* **EXTRACT TO READ**:
# # #

On the Seen: The National Museum of African Art: Grass Roots: African Origins of an American Art”

Grass Roots: African Origins of an American Art”, traces the history of the coiled basket on two continents and shows how a simple farm tool once used for processing rice has become a work of art and an important symbol of African American The exhibit presents a deep and telling story that demonstrates the enduring contribution of African people and culture to American life in the southeastern United States. “Grass Roots” traces the parallel histories of coiled basketry in Africa and the United States, starting from the domestication of rice in West Africa, through the transatlantic slave trade, to the migration of African rice culture to America. The exhibit is organized by the Museum for African Art in New York, in cooperation with Avery Research Center for African American History and Culture at the College of Charleston, McKissick Museum at the University of South Carolina and the Sweetgrass Cultural Arts Festival Association, and features about 200 objects, including baskets made in Africa and the American South, African sculptures, paintings from the Charleston Renaissance, historic photography and videos. Grassroots reviews the history of the Carolina rice plantations and highlights technological innovations brought to American agriculture by people from Africa, tells the compelling story of the survival of African-American basketry over 300 years that clearly flows from very deep roots.

The first root that emerges from a seedling is called the taproot. It appears belowground before the seedling emerges above ground, is directly connected to the tree trunk it supports, and is the anchor of the plant. It is the largest, strongest root of the plant; in some cases, the taproot is as deep as the tree is tall; all of the other roots are its tributaries. This is why it is so difficult to get rid of troubling weeds like pokeberry, invasive vines, and shoots coming up from a tree that has been cut down—that tap root is still alive, and given time, it will emerge from the depths again.

Grassroots reveals the depth of the “taproot” from which Africans throughout the Diaspora drew upon in the New World, and brings the scholarship of Judith Carney’s landmark work, Black Rice (2001) to life, her research describes the African taproot that was the decisive factor in the rice cultivation that fueled the economic base of the tidewater south—Georgia, South an North Carolina in particular.

# # #

* **ENTRIES SUPPLIED**:

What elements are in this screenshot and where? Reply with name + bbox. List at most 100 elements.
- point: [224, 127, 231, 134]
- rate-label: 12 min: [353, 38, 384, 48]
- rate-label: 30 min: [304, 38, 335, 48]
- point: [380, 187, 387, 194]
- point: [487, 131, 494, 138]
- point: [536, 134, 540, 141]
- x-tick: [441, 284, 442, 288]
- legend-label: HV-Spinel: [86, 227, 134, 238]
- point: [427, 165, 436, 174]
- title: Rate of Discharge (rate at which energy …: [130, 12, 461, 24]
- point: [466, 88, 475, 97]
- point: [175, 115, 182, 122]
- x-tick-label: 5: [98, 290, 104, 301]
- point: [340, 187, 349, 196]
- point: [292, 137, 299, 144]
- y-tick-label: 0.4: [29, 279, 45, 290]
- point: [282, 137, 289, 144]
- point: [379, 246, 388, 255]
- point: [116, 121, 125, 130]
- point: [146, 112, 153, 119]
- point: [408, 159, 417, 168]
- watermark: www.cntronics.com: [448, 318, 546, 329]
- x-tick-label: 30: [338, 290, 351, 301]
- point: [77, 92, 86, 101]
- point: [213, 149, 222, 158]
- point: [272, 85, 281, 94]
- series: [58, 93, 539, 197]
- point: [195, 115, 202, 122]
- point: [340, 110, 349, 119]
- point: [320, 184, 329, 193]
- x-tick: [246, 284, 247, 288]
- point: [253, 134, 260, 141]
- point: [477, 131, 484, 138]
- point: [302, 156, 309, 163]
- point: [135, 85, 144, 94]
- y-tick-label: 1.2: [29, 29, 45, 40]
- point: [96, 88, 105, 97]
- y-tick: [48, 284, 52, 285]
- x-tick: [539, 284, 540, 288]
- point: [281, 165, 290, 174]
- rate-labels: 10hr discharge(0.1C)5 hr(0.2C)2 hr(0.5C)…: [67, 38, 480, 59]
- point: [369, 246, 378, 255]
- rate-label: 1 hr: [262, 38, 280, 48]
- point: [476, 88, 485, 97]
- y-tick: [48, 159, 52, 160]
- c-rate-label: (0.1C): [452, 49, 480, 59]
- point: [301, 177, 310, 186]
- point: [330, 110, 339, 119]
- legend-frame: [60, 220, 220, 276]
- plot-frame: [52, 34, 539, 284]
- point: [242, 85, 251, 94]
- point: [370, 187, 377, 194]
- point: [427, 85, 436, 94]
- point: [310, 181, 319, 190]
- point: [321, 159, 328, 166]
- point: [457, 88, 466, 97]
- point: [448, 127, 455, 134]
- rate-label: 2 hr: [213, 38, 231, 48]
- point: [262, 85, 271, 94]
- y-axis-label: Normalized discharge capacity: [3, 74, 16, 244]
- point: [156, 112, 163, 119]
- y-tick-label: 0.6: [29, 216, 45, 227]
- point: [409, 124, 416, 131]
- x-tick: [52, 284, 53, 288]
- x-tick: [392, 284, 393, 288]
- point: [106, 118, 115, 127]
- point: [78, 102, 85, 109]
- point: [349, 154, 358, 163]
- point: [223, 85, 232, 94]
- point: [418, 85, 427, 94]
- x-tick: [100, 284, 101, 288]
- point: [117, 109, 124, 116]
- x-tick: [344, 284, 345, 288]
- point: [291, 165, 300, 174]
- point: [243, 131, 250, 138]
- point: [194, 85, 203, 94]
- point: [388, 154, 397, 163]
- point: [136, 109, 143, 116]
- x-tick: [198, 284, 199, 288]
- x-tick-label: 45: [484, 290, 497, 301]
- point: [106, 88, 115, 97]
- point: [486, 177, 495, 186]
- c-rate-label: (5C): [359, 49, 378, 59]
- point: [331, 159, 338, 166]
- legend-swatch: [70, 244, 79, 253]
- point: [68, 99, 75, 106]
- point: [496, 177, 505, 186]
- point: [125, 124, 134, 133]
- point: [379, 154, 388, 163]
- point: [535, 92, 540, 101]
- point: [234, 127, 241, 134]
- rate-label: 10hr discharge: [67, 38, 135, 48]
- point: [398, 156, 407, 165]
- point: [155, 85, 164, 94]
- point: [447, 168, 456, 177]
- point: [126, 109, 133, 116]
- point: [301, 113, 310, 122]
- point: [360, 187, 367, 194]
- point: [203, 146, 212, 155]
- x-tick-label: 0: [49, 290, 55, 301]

# # #

* **INSTRUCTIONS**:
(a) Answer these questions about the piece on the basketry exhibit:
(i) About how many objects does the exhibit feature?
(ii) What name is given to the first root that emerges from a seedling?
(iii) In what year was Judith Carney's Black Rice published?
(b) According to the piece on the basketry exhibit, what kinds of objects does the exhibit include?
(c) Pick up the piece on the basketry exhibit after its final sentence and keep writing.

* **RESPONSES TO THE EXERCISE**:
(a)
(i) About 200.
(ii) The taproot.
(iii) 2001.

(b)
- Baskets made in Africa and the American South
- African sculptures
- Paintings from the Charleston Renaissance
- Historic photography
- Videos

(c)
The notion that the culture of Africans was destroyed during the horror and trauma of the Middle Passage is one of the most enduring themes in American history and culture. On the one hand, apologists for slavery promulgated that belief that the minds and hearts of enslaved Africans were essentially a tabla rosa--a blank slate upon which the values and “civilizing” culture of the owners could be written upon it. On the other, planters were adamant in specifying particular ethnic groups from Africa for purchase. In sum, the Africans had no “culture” but the most sought after and valued Africans were the ones from rice producing regions. Along with the knowledge of rice horticulture and cultivation came the recreation of the material objects used in planting, raising, and harvesting the rice. Material objects used in agriculture and food production, the distribution labor, the rhythms, cycles, worldviews involved, and the way of life that revolves around the earth and the crop are the essential elements of “culture”.

It is critical that the African roots of agriculture and basketry be acknowledged, this aspect of culture was just one tributary off the tap- root. Africans also brought the remembrance of freedom, fighting and the place of the religion and spirituality in all spheres of life. It is possible to leave the exhibition with the impression that this is the only aspect of culture that survived the Atlantic. The landmark exhibition: the African Presence in Mexico spotlights Yanga, the African prince who lead a rebellion and established the all Black town of-----on the Atlantic Coast of Mexico. He was not the only warrior who arrived in the Americas.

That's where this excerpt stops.